Objective — What follows is a set of entries. Repeat them exactly, but not their pictures.

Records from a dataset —
— BEGIN —

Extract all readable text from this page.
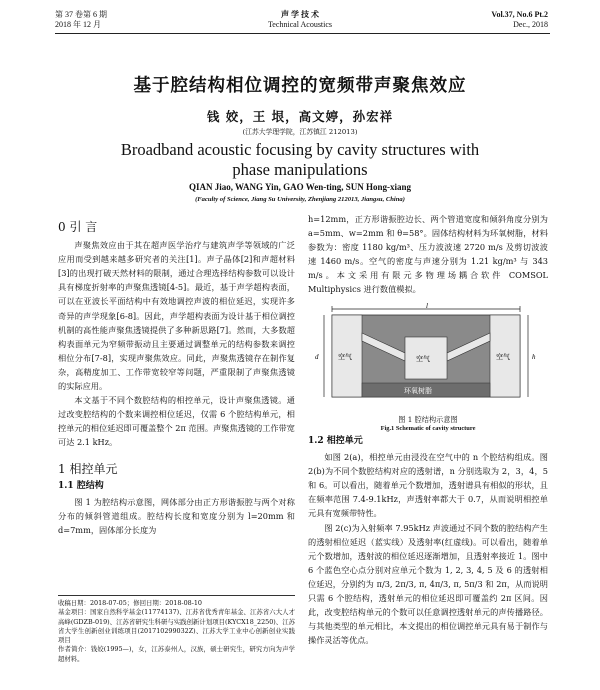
第 37 卷第 6 期
2018 年 12 月
声 学 技 术
Technical Acoustics
Vol.37, No.6 Pt.2
Dec., 2018
基于腔结构相位调控的宽频带声聚焦效应
钱 姣，王 垠，高文婷，孙宏祥
(江苏大学理学院，江苏镇江 212013)
Broadband acoustic focusing by cavity structures with phase manipulations
QIAN Jiao, WANG Yin, GAO Wen-ting, SUN Hong-xiang
(Faculty of Science, Jiang Su University, Zhenjiang 212013, Jiangsu, China)
0 引 言

声聚焦效应由于其在超声医学治疗与建筑声学等领域的广泛应用而受到越来越多研究者的关注[1]。声子晶体[2]和声超材料[3]的出现打破天然材料的限制，通过合理选择结构参数可以设计具有梯度折射率的声聚焦透镜[4-5]。最近，基于声学超构表面，可以在亚波长平面结构中有效地调控声波的相位延迟，实现许多奇异的声学现象[6-8]。因此，声学超构表面为设计基于相位调控机制的高性能声聚焦透镜提供了多种新思路[7]。然而，大多数超构表面单元为窄频带振动且主要通过调整单元的结构参数来调控相位分布[7-8]，实现声聚焦效应。同此，声聚焦透镜存在制作复杂，高精度加工、工作带宽较窄等问题，严重限制了声聚焦透镜的实际应用。

本文基于不同个数腔结构的相控单元，设计声聚焦透镜。通过改变腔结构的个数来调控相位延迟，仅需 6 个腔结构单元，相控单元的相位延迟即可覆盖整个 2π 范围。声聚焦透镜的工作带宽可达 2.1 kHz。

1 相控单元
1.1 腔结构

图 1 为腔结构示意图，网体部分由正方形谐振腔与两个对称分布的倾斜管道组成。腔结构长度和宽度分别为 l=20mm 和 d=7mm，固体部分长度为

收稿日期：2018-07-05；修回日期：2018-08-10
基金项目：国家自然科学基金(11774137)、江苏省优秀青年基金、江苏省六大人才高峰(GDZB-019)、江苏省研究生科研与实践创新计划项目(KYCX18_2250)、江苏省大学生创新创业训练项目(201710299032Z)、江苏大学工业中心创新创业实践项目
作者简介：钱姣(1995—)，女，江苏泰州人，汉族，硕士研究生，研究方向为声学超材料。
h=12mm，正方形谐振腔边长、两个管道宽度和倾斜角度分别为 a=5mm、w=2mm 和 θ=58°。固体结构材料为环氧树脂，材料参数为：密度 1180 kg/m³、压力波波速 2720 m/s 及剪切波波速 1460 m/s。空气的密度与声速分别为 1.21 kg/m³ 与 343 m/s。本文采用有限元多物理场耦合软件 COMSOL Multiphysics 进行数值模拟。
l
环氧树脂
空气	空气	空气
d	h
图 1 腔结构示意图
Fig.1 Schematic of cavity structure
1.2 相控单元

如图 2(a)，相控单元由浸没在空气中的 n 个腔结构组成。图 2(b)为不同个数腔结构对应的透射谱，n 分别选取为 2，3，4，5 和 6。可以看出，随着单元个数增加，透射谱具有相似的形状，且在频率范围 7.4-9.1kHz，声透射率都大于 0.7，从而说明相控单元具有宽频带特性。

图 2(c)为入射频率 7.95kHz 声波通过不同个数的腔结构产生的透射相位延迟（蓝实线）及透射率(红虚线)。可以看出，随着单元个数增加，透射波的相位延迟逐渐增加，且透射率接近 1。图中 6 个蓝色空心点分别对应单元个数为 1, 2, 3, 4, 5 及 6 的透射相位延迟，分别约为 π/3, 2π/3, π, 4π/3, π, 5π/3 和 2π，从而说明只需 6 个腔结构，透射单元的相位延迟即可覆盖约 2π 区间。因此，改变腔结构单元的个数可以任意调控透射单元的声传播路径。与其他类型的单元相比，本文提出的相位调控单元具有易于制作与操作灵活等优点。
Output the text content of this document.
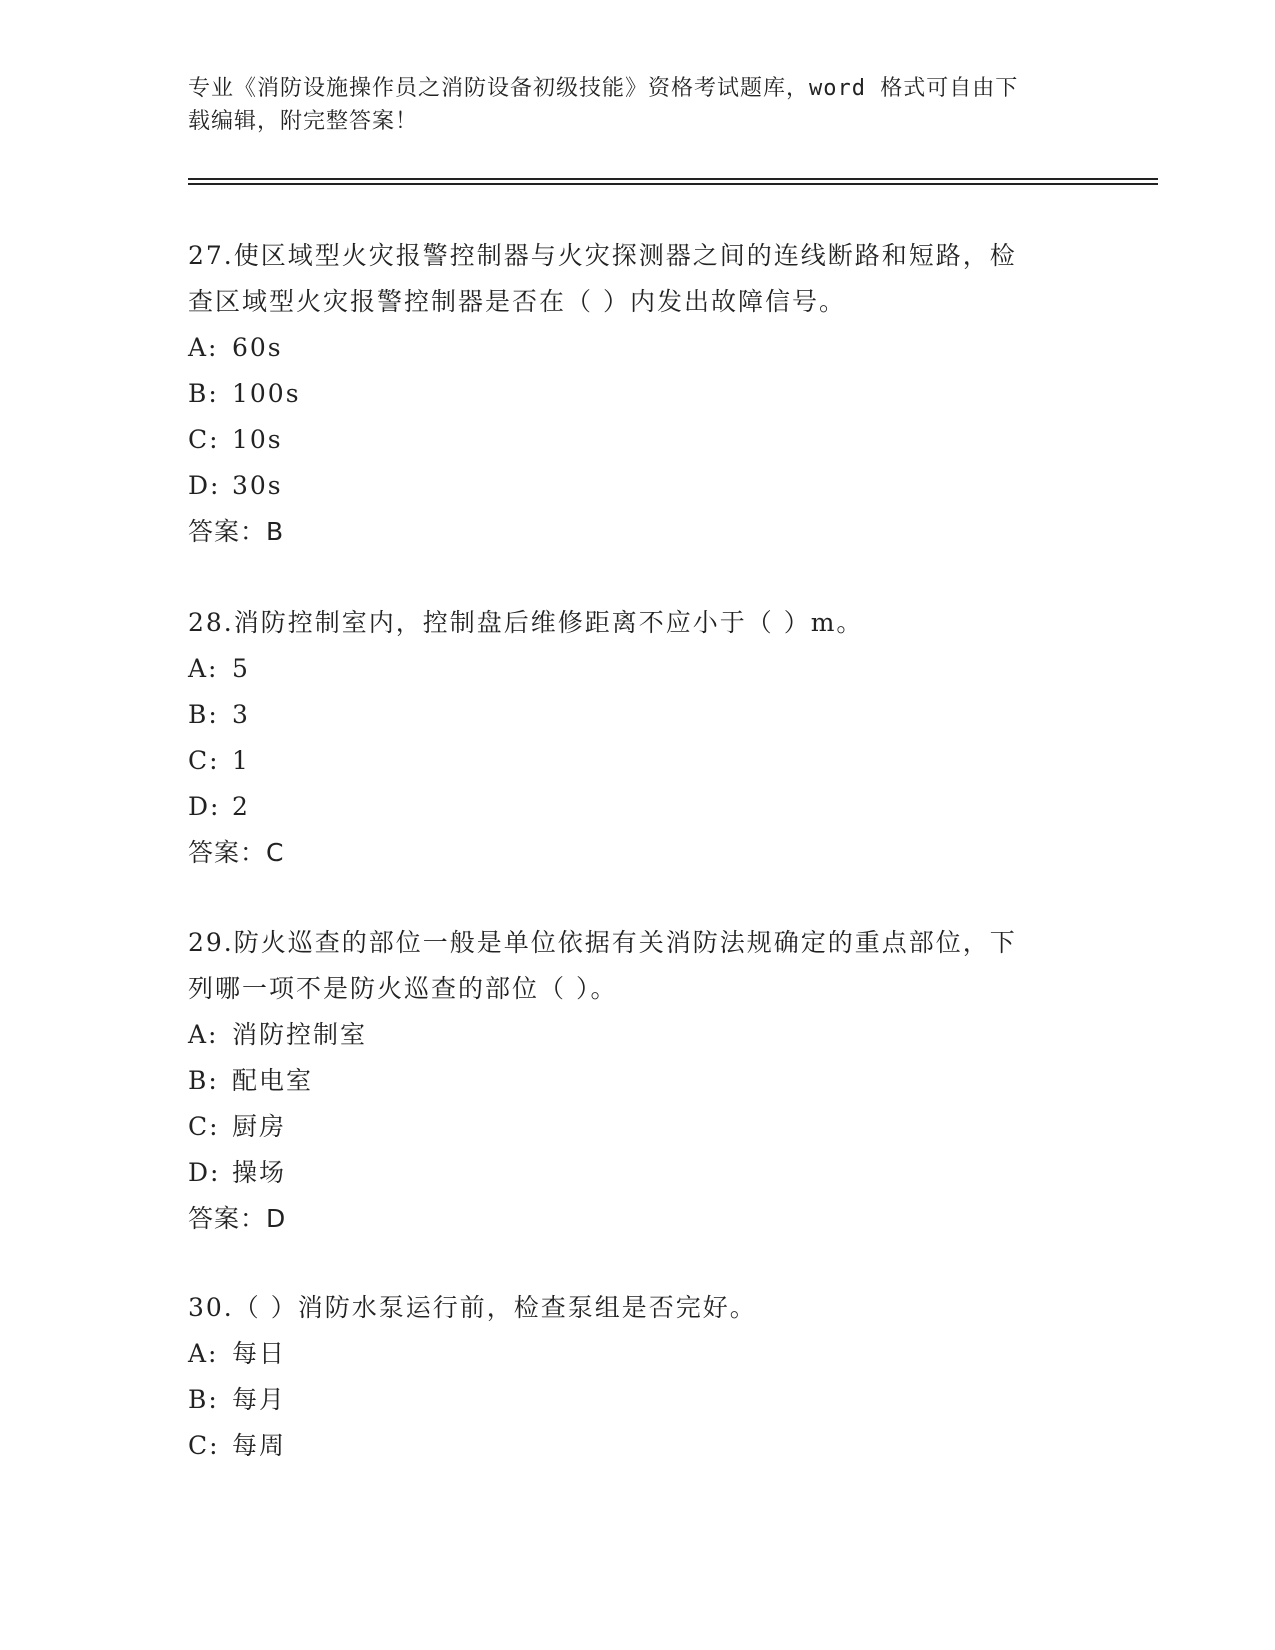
专业《消防设施操作员之消防设备初级技能》资格考试题库，word 格式可自由下
载编辑，附完整答案！
27.使区域型火灾报警控制器与火灾探测器之间的连线断路和短路，检
查区域型火灾报警控制器是否在（ ）内发出故障信号。
A: 60s
B: 100s
C: 10s
D: 30s
答案：B
28.消防控制室内，控制盘后维修距离不应小于（ ）m。
A: 5
B: 3
C: 1
D: 2
答案：C
29.防火巡查的部位一般是单位依据有关消防法规确定的重点部位，下
列哪一项不是防火巡查的部位（ ）。
A: 消防控制室
B: 配电室
C: 厨房
D: 操场
答案：D
30.（ ）消防水泵运行前，检查泵组是否完好。
A: 每日
B: 每月
C: 每周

— END —

Solved problem —
Extract all readable text from this page.
第 37 卷第 6 期
2018 年 12 月
声 学 技 术
Technical Acoustics
Vol.37, No.6 Pt.2
Dec., 2018
基于腔结构相位调控的宽频带声聚焦效应
钱 姣，王 垠，高文婷，孙宏祥
(江苏大学理学院，江苏镇江 212013)
Broadband acoustic focusing by cavity structures with phase manipulations
QIAN Jiao, WANG Yin, GAO Wen-ting, SUN Hong-xiang
(Faculty of Science, Jiang Su University, Zhenjiang 212013, Jiangsu, China)
0 引 言

声聚焦效应由于其在超声医学治疗与建筑声学等领域的广泛应用而受到越来越多研究者的关注[1]。声子晶体[2]和声超材料[3]的出现打破天然材料的限制，通过合理选择结构参数可以设计具有梯度折射率的声聚焦透镜[4-5]。最近，基于声学超构表面，可以在亚波长平面结构中有效地调控声波的相位延迟，实现许多奇异的声学现象[6-8]。因此，声学超构表面为设计基于相位调控机制的高性能声聚焦透镜提供了多种新思路[7]。然而，大多数超构表面单元为窄频带振动且主要通过调整单元的结构参数来调控相位分布[7-8]，实现声聚焦效应。同此，声聚焦透镜存在制作复杂，高精度加工、工作带宽较窄等问题，严重限制了声聚焦透镜的实际应用。

本文基于不同个数腔结构的相控单元，设计声聚焦透镜。通过改变腔结构的个数来调控相位延迟，仅需 6 个腔结构单元，相控单元的相位延迟即可覆盖整个 2π 范围。声聚焦透镜的工作带宽可达 2.1 kHz。

1 相控单元
1.1 腔结构

图 1 为腔结构示意图，网体部分由正方形谐振腔与两个对称分布的倾斜管道组成。腔结构长度和宽度分别为 l=20mm 和 d=7mm，固体部分长度为

收稿日期：2018-07-05；修回日期：2018-08-10
基金项目：国家自然科学基金(11774137)、江苏省优秀青年基金、江苏省六大人才高峰(GDZB-019)、江苏省研究生科研与实践创新计划项目(KYCX18_2250)、江苏省大学生创新创业训练项目(201710299032Z)、江苏大学工业中心创新创业实践项目
作者简介：钱姣(1995—)，女，江苏泰州人，汉族，硕士研究生，研究方向为声学超材料。
h=12mm，正方形谐振腔边长、两个管道宽度和倾斜角度分别为 a=5mm、w=2mm 和 θ=58°。固体结构材料为环氧树脂，材料参数为：密度 1180 kg/m³、压力波波速 2720 m/s 及剪切波波速 1460 m/s。空气的密度与声速分别为 1.21 kg/m³ 与 343 m/s。本文采用有限元多物理场耦合软件 COMSOL Multiphysics 进行数值模拟。
l
环氧树脂
空气	空气	空气
d	h
图 1 腔结构示意图
Fig.1 Schematic of cavity structure
1.2 相控单元

如图 2(a)，相控单元由浸没在空气中的 n 个腔结构组成。图 2(b)为不同个数腔结构对应的透射谱，n 分别选取为 2，3，4，5 和 6。可以看出，随着单元个数增加，透射谱具有相似的形状，且在频率范围 7.4-9.1kHz，声透射率都大于 0.7，从而说明相控单元具有宽频带特性。

图 2(c)为入射频率 7.95kHz 声波通过不同个数的腔结构产生的透射相位延迟（蓝实线）及透射率(红虚线)。可以看出，随着单元个数增加，透射波的相位延迟逐渐增加，且透射率接近 1。图中 6 个蓝色空心点分别对应单元个数为 1, 2, 3, 4, 5 及 6 的透射相位延迟，分别约为 π/3, 2π/3, π, 4π/3, π, 5π/3 和 2π，从而说明只需 6 个腔结构，透射单元的相位延迟即可覆盖约 2π 区间。因此，改变腔结构单元的个数可以任意调控透射单元的声传播路径。与其他类型的单元相比，本文提出的相位调控单元具有易于制作与操作灵活等优点。
Output the text content of this document.
专业《消防设施操作员之消防设备初级技能》资格考试题库，word 格式可自由下
载编辑，附完整答案！
27.使区域型火灾报警控制器与火灾探测器之间的连线断路和短路，检
查区域型火灾报警控制器是否在（ ）内发出故障信号。
A: 60s
B: 100s
C: 10s
D: 30s
答案：B
28.消防控制室内，控制盘后维修距离不应小于（ ）m。
A: 5
B: 3
C: 1
D: 2
答案：C
29.防火巡查的部位一般是单位依据有关消防法规确定的重点部位，下
列哪一项不是防火巡查的部位（ ）。
A: 消防控制室
B: 配电室
C: 厨房
D: 操场
答案：D
30.（ ）消防水泵运行前，检查泵组是否完好。
A: 每日
B: 每月
C: 每周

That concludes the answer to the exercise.